------ Records

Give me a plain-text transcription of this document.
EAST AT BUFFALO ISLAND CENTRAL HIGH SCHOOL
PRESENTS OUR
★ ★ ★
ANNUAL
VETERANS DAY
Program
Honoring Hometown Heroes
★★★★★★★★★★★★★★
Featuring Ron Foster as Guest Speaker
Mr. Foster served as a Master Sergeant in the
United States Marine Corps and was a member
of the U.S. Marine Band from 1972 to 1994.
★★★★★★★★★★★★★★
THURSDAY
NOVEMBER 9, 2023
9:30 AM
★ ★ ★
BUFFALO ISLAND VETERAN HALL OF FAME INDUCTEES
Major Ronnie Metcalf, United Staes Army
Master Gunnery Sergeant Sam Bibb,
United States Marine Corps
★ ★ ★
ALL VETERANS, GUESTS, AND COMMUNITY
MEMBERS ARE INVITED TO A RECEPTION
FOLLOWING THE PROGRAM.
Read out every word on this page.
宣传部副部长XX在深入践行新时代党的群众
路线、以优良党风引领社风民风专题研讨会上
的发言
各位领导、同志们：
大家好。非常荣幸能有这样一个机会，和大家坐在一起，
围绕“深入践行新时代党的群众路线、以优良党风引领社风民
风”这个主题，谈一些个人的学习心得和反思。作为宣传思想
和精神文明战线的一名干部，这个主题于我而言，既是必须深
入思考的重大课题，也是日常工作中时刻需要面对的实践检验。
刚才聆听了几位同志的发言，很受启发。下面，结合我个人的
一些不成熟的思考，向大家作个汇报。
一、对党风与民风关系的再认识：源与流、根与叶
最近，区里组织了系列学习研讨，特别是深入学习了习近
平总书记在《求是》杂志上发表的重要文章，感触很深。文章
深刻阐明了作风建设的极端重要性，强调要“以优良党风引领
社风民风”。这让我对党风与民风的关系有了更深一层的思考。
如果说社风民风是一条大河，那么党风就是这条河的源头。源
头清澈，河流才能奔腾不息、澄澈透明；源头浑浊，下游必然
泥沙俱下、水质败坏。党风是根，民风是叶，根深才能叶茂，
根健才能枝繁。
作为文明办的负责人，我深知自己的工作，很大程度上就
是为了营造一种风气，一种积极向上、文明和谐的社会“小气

------------

#### Stated goal:
Pull out each line of the listing that holds the string "United".

#### Final answer:
United States Marine Corps and was a member
Major Ronnie Metcalf, United Staes Army
United States Marine Corps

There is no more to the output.